(Dataset entries)
= = = = = = =
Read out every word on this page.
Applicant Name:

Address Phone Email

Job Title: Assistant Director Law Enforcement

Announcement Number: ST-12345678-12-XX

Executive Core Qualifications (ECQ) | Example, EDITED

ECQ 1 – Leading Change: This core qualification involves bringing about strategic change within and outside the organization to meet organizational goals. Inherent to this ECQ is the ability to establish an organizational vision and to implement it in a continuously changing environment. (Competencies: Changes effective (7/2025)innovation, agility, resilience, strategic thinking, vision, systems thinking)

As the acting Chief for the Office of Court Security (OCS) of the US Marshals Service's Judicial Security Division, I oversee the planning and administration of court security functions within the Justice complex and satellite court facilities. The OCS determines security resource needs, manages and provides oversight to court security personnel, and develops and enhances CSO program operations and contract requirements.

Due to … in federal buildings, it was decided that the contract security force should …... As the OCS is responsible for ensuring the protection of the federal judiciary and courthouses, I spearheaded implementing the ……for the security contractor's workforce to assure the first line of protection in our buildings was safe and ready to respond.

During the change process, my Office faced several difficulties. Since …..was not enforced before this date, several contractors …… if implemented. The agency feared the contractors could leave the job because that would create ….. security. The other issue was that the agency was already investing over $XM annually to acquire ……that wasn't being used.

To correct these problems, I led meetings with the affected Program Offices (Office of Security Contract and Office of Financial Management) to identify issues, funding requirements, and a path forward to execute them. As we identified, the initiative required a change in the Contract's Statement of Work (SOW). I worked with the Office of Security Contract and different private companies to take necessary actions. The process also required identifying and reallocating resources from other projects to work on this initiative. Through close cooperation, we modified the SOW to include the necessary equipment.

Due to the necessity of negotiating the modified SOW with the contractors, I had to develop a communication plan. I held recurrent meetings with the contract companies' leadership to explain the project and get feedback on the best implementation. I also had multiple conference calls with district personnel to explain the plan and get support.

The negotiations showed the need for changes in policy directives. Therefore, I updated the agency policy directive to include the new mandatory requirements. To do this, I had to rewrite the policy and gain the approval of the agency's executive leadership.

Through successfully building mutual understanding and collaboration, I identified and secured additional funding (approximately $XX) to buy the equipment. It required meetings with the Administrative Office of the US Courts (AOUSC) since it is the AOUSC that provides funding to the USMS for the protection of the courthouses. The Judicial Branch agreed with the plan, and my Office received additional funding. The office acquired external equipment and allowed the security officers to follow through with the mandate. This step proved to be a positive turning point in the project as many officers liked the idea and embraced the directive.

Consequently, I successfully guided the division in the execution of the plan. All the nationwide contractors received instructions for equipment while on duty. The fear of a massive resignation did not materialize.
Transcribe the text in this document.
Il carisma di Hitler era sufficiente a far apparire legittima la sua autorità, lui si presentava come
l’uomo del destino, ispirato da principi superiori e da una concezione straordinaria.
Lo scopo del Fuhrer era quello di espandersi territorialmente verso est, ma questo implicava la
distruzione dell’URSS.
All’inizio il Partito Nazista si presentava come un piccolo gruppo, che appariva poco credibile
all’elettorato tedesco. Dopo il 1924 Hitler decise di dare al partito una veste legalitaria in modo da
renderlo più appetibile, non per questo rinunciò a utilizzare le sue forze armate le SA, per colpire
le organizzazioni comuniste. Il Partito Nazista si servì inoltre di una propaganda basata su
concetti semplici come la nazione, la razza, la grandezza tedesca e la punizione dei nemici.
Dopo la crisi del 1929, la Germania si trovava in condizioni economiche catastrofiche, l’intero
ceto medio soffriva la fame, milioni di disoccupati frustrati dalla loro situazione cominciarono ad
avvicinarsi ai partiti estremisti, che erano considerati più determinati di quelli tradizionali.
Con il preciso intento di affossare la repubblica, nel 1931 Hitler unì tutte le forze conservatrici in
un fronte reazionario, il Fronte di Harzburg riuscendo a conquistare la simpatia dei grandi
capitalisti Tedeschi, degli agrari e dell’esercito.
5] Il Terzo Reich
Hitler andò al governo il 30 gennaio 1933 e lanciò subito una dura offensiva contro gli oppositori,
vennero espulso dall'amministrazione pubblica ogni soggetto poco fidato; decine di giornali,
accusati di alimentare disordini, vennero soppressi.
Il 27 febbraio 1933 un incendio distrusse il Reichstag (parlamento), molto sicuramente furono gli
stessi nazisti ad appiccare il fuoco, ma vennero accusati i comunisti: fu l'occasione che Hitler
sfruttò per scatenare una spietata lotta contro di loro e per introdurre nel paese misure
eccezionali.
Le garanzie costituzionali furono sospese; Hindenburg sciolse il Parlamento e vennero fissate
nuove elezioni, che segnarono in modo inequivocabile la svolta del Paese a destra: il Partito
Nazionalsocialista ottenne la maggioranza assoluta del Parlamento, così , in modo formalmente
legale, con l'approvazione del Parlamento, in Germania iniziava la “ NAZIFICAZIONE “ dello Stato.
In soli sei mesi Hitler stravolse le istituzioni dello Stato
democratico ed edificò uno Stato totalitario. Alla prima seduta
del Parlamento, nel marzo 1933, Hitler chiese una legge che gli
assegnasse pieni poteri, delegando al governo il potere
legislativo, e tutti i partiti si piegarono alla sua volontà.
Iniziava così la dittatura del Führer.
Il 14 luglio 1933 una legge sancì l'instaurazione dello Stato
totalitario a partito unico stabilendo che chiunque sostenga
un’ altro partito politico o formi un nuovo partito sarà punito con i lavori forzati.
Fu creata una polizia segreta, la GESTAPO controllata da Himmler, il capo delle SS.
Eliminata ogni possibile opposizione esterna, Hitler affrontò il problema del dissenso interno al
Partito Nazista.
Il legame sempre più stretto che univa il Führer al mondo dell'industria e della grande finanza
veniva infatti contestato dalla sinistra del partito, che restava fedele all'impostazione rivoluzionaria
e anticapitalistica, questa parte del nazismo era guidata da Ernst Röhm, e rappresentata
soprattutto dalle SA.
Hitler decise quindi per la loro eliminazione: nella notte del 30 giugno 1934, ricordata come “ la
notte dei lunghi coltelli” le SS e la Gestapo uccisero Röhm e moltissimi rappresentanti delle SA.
= = = = = = =
## [SHORT TASK]
Look over the material above and show each line where "partiti" appears.

## [ANSWER IN FULL]
avvicinarsi ai partiti estremisti, che erano considerati più determinati di quelli tradizionali.
legislativo, e tutti i partiti si piegarono alla sua volontà.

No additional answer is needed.